> _Written exercise_:
Copy out all lines of the records in which the word "المعيارية" appears.

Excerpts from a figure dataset
----

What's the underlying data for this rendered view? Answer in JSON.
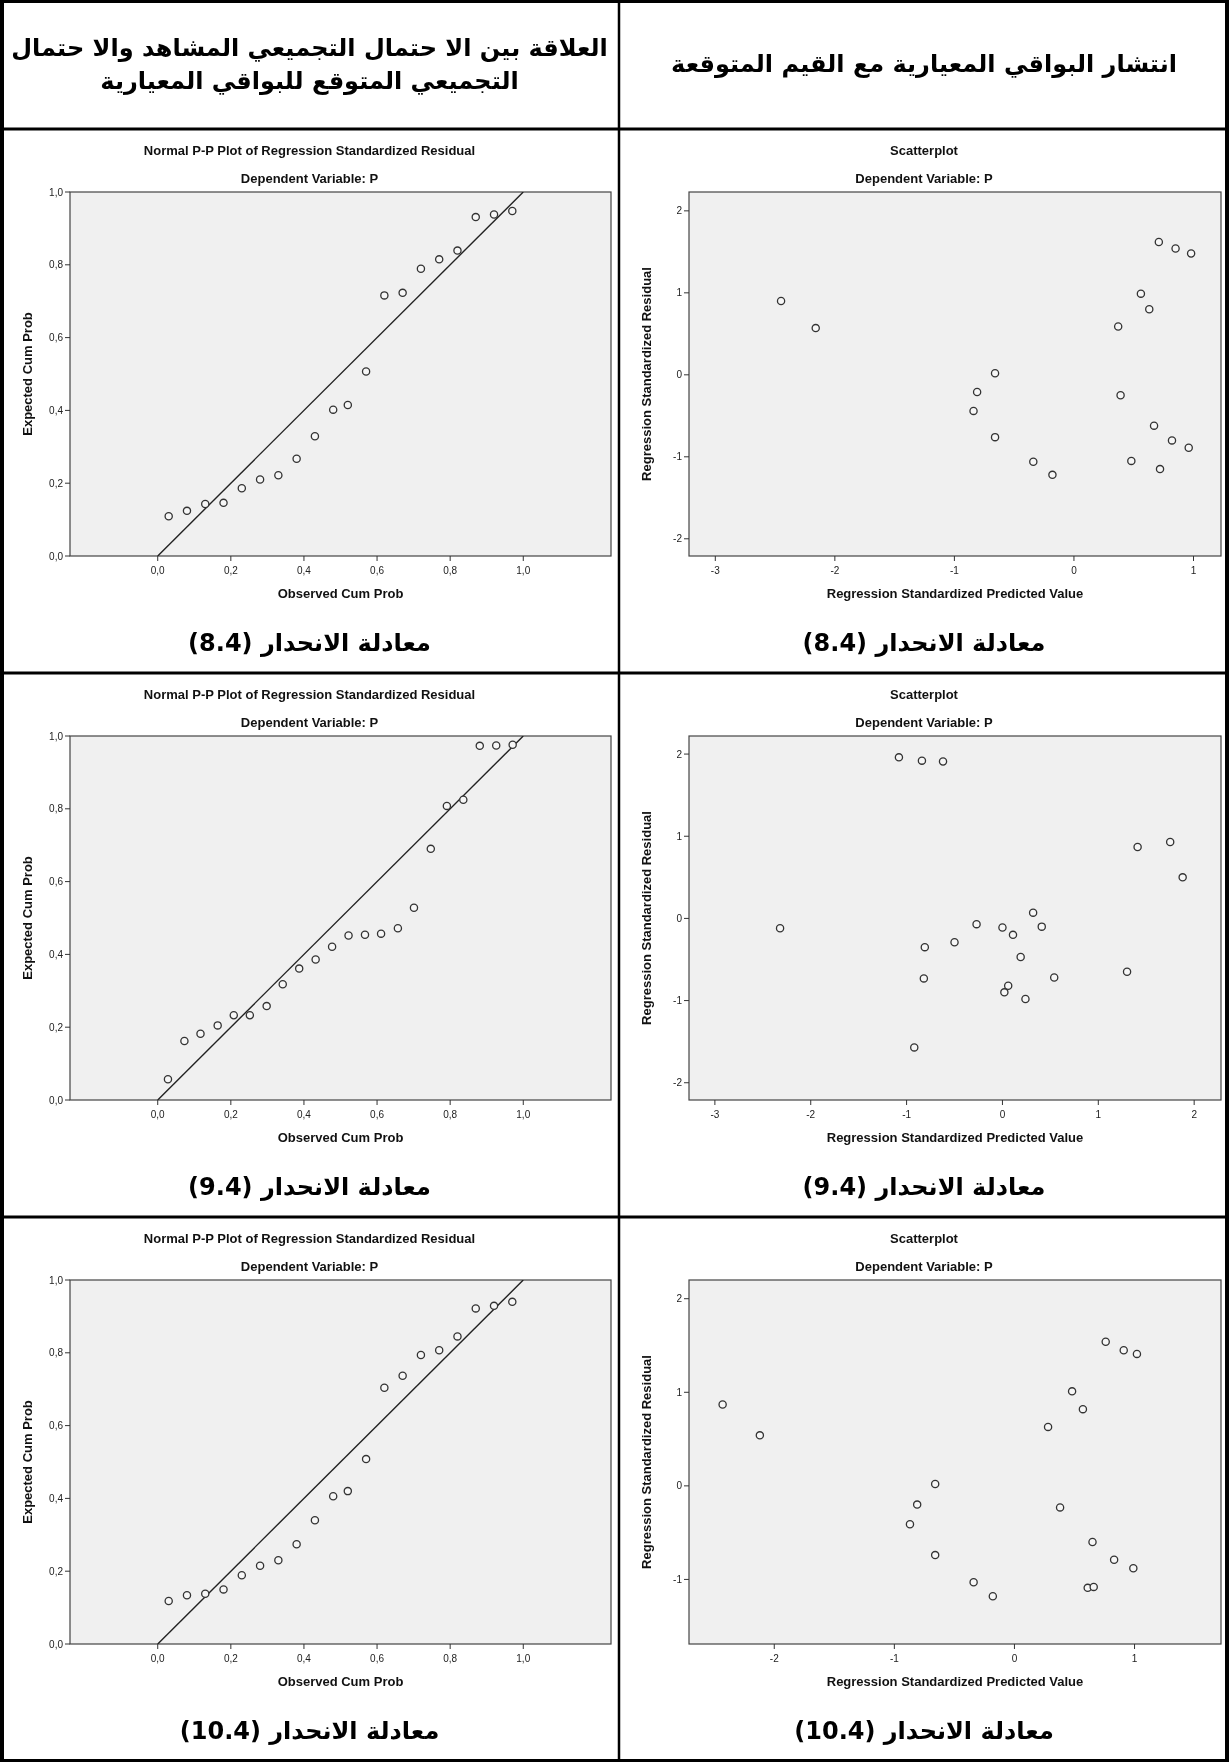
{
  "chart_data": [
    {
      "type": "scatter",
      "title": "Scatterplot",
      "subtitle": "Dependent Variable: P",
      "xlabel": "Regression Standardized Predicted Value",
      "ylabel": "Regression Standardized Residual",
      "annotations": [
        "انتشار البواقي المعيارية مع القيم المتوقعة",
        "معادلة الانحدار (8.4)"
      ],
      "marker": "circle",
      "xlim": [
        -3.22,
        1.23
      ],
      "ylim": [
        -2.21,
        2.23
      ],
      "xticks": [
        -3,
        -2,
        -1,
        0,
        1
      ],
      "yticks": [
        -2,
        -1,
        0,
        1,
        2
      ],
      "series": [
        {
          "color": "#333333",
          "x": [
            -2.45,
            -2.16,
            -0.66,
            -0.81,
            -0.84,
            -0.66,
            -0.34,
            -0.18,
            0.37,
            0.39,
            0.48,
            0.56,
            0.63,
            0.67,
            0.71,
            0.72,
            0.82,
            0.85,
            0.96,
            0.98
          ],
          "values": [
            0.9,
            0.57,
            0.02,
            -0.21,
            -0.44,
            -0.76,
            -1.06,
            -1.22,
            0.59,
            -0.25,
            -1.05,
            0.99,
            0.8,
            -0.62,
            1.62,
            -1.15,
            -0.8,
            1.54,
            -0.89,
            1.48
          ]
        }
      ]
    },
    {
      "type": "scatter",
      "title": "Normal P-P Plot of Regression Standardized Residual",
      "subtitle": "Dependent Variable: P",
      "xlabel": "Observed Cum Prob",
      "ylabel": "Expected Cum Prob",
      "annotations": [
        "العلاقة بين الا حتمال التجميعي المشاهد والا حتمال التجميعي المتوقع للبواقي المعيارية",
        "معادلة الانحدار (8.4)"
      ],
      "marker": "circle",
      "xlim": [
        -0.24,
        1.24
      ],
      "ylim": [
        0,
        1
      ],
      "xticks": [
        {
          "value": 0,
          "label": "0,0"
        },
        {
          "value": 0.2,
          "label": "0,2"
        },
        {
          "value": 0.4,
          "label": "0,4"
        },
        {
          "value": 0.6,
          "label": "0,6"
        },
        {
          "value": 0.8,
          "label": "0,8"
        },
        {
          "value": 1,
          "label": "1,0"
        }
      ],
      "yticks": [
        {
          "value": 0,
          "label": "0,0"
        },
        {
          "value": 0.2,
          "label": "0,2"
        },
        {
          "value": 0.4,
          "label": "0,4"
        },
        {
          "value": 0.6,
          "label": "0,6"
        },
        {
          "value": 0.8,
          "label": "0,8"
        },
        {
          "value": 1,
          "label": "1,0"
        }
      ],
      "series": [
        {
          "color": "#333333",
          "x": [
            0.03,
            0.08,
            0.13,
            0.18,
            0.23,
            0.28,
            0.33,
            0.38,
            0.43,
            0.48,
            0.52,
            0.57,
            0.62,
            0.67,
            0.72,
            0.77,
            0.82,
            0.87,
            0.92,
            0.97
          ],
          "values": [
            0.109,
            0.124,
            0.143,
            0.146,
            0.186,
            0.21,
            0.222,
            0.267,
            0.329,
            0.402,
            0.415,
            0.507,
            0.716,
            0.723,
            0.789,
            0.815,
            0.839,
            0.931,
            0.938,
            0.948
          ]
        },
        {
          "type": "line",
          "marker": "none",
          "color": "#222222",
          "x": [
            0,
            1
          ],
          "values": [
            0,
            1
          ]
        }
      ]
    },
    {
      "type": "scatter",
      "title": "Scatterplot",
      "subtitle": "Dependent Variable: P",
      "xlabel": "Regression Standardized Predicted Value",
      "ylabel": "Regression Standardized Residual",
      "annotations": [
        "معادلة الانحدار (9.4)"
      ],
      "marker": "circle",
      "xlim": [
        -3.27,
        2.28
      ],
      "ylim": [
        -2.21,
        2.22
      ],
      "xticks": [
        -3,
        -2,
        -1,
        0,
        1,
        2
      ],
      "yticks": [
        -2,
        -1,
        0,
        1,
        2
      ],
      "series": [
        {
          "color": "#333333",
          "x": [
            -2.32,
            -1.08,
            -0.84,
            -0.62,
            -0.81,
            -0.82,
            -0.92,
            -0.5,
            -0.27,
            0.0,
            0.11,
            0.32,
            0.41,
            0.19,
            0.06,
            0.02,
            0.24,
            0.54,
            1.3,
            1.41,
            1.75,
            1.88
          ],
          "values": [
            -0.12,
            1.96,
            1.92,
            1.91,
            -0.35,
            -0.73,
            -1.57,
            -0.29,
            -0.07,
            -0.11,
            -0.2,
            0.07,
            -0.1,
            -0.47,
            -0.82,
            -0.9,
            -0.98,
            -0.72,
            -0.65,
            0.87,
            0.93,
            0.5
          ]
        }
      ]
    },
    {
      "type": "scatter",
      "title": "Normal P-P Plot of Regression Standardized Residual",
      "subtitle": "Dependent Variable: P",
      "xlabel": "Observed Cum Prob",
      "ylabel": "Expected Cum Prob",
      "annotations": [
        "معادلة الانحدار (9.4)"
      ],
      "marker": "circle",
      "xlim": [
        -0.24,
        1.24
      ],
      "ylim": [
        0,
        1
      ],
      "xticks": [
        {
          "value": 0,
          "label": "0,0"
        },
        {
          "value": 0.2,
          "label": "0,2"
        },
        {
          "value": 0.4,
          "label": "0,4"
        },
        {
          "value": 0.6,
          "label": "0,6"
        },
        {
          "value": 0.8,
          "label": "0,8"
        },
        {
          "value": 1,
          "label": "1,0"
        }
      ],
      "yticks": [
        {
          "value": 0,
          "label": "0,0"
        },
        {
          "value": 0.2,
          "label": "0,2"
        },
        {
          "value": 0.4,
          "label": "0,4"
        },
        {
          "value": 0.6,
          "label": "0,6"
        },
        {
          "value": 0.8,
          "label": "0,8"
        },
        {
          "value": 1,
          "label": "1,0"
        }
      ],
      "series": [
        {
          "color": "#333333",
          "x": [
            0.028,
            0.073,
            0.117,
            0.164,
            0.208,
            0.252,
            0.298,
            0.342,
            0.387,
            0.432,
            0.477,
            0.522,
            0.567,
            0.611,
            0.657,
            0.701,
            0.747,
            0.791,
            0.836,
            0.881,
            0.926,
            0.971
          ],
          "values": [
            0.057,
            0.162,
            0.182,
            0.205,
            0.233,
            0.233,
            0.258,
            0.318,
            0.361,
            0.386,
            0.421,
            0.452,
            0.454,
            0.457,
            0.472,
            0.528,
            0.69,
            0.808,
            0.825,
            0.973,
            0.974,
            0.976
          ]
        },
        {
          "type": "line",
          "marker": "none",
          "color": "#222222",
          "x": [
            0,
            1
          ],
          "values": [
            0,
            1
          ]
        }
      ]
    },
    {
      "type": "scatter",
      "title": "Scatterplot",
      "subtitle": "Dependent Variable: P",
      "xlabel": "Regression Standardized Predicted Value",
      "ylabel": "Regression Standardized Residual",
      "annotations": [
        "معادلة الانحدار (10.4)"
      ],
      "marker": "circle",
      "xlim": [
        -2.71,
        1.72
      ],
      "ylim": [
        -1.69,
        2.2
      ],
      "xticks": [
        -2,
        -1,
        0,
        1
      ],
      "yticks": [
        -1,
        0,
        1,
        2
      ],
      "series": [
        {
          "color": "#333333",
          "x": [
            -2.43,
            -2.12,
            -0.66,
            -0.81,
            -0.87,
            -0.66,
            -0.34,
            -0.18,
            0.28,
            0.38,
            0.48,
            0.57,
            0.65,
            0.61,
            0.66,
            0.76,
            0.83,
            0.91,
            0.99,
            1.02
          ],
          "values": [
            0.87,
            0.54,
            0.02,
            -0.2,
            -0.41,
            -0.74,
            -1.03,
            -1.18,
            0.63,
            -0.23,
            1.01,
            0.82,
            -0.6,
            -1.09,
            -1.08,
            1.54,
            -0.79,
            1.45,
            -0.88,
            1.41
          ]
        }
      ]
    },
    {
      "type": "scatter",
      "title": "Normal P-P Plot of Regression Standardized Residual",
      "subtitle": "Dependent Variable: P",
      "xlabel": "Observed Cum Prob",
      "ylabel": "Expected Cum Prob",
      "annotations": [
        "معادلة الانحدار (10.4)"
      ],
      "marker": "circle",
      "xlim": [
        -0.24,
        1.24
      ],
      "ylim": [
        0,
        1
      ],
      "xticks": [
        {
          "value": 0,
          "label": "0,0"
        },
        {
          "value": 0.2,
          "label": "0,2"
        },
        {
          "value": 0.4,
          "label": "0,4"
        },
        {
          "value": 0.6,
          "label": "0,6"
        },
        {
          "value": 0.8,
          "label": "0,8"
        },
        {
          "value": 1,
          "label": "1,0"
        }
      ],
      "yticks": [
        {
          "value": 0,
          "label": "0,0"
        },
        {
          "value": 0.2,
          "label": "0,2"
        },
        {
          "value": 0.4,
          "label": "0,4"
        },
        {
          "value": 0.6,
          "label": "0,6"
        },
        {
          "value": 0.8,
          "label": "0,8"
        },
        {
          "value": 1,
          "label": "1,0"
        }
      ],
      "series": [
        {
          "color": "#333333",
          "x": [
            0.03,
            0.08,
            0.13,
            0.18,
            0.23,
            0.28,
            0.33,
            0.38,
            0.43,
            0.48,
            0.52,
            0.57,
            0.62,
            0.67,
            0.72,
            0.77,
            0.82,
            0.87,
            0.92,
            0.97
          ],
          "values": [
            0.118,
            0.134,
            0.138,
            0.15,
            0.189,
            0.215,
            0.23,
            0.274,
            0.34,
            0.406,
            0.42,
            0.508,
            0.704,
            0.737,
            0.794,
            0.807,
            0.845,
            0.922,
            0.929,
            0.94
          ]
        },
        {
          "type": "line",
          "marker": "none",
          "color": "#222222",
          "x": [
            0,
            1
          ],
          "values": [
            0,
            1
          ]
        }
      ]
    }
  ]
}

----

> _Answer to this exercise_:
        "انتشار البواقي المعيارية مع القيم المتوقعة",
        "العلاقة بين الا حتمال التجميعي المشاهد والا حتمال التجميعي المتوقع للبواقي المعيارية",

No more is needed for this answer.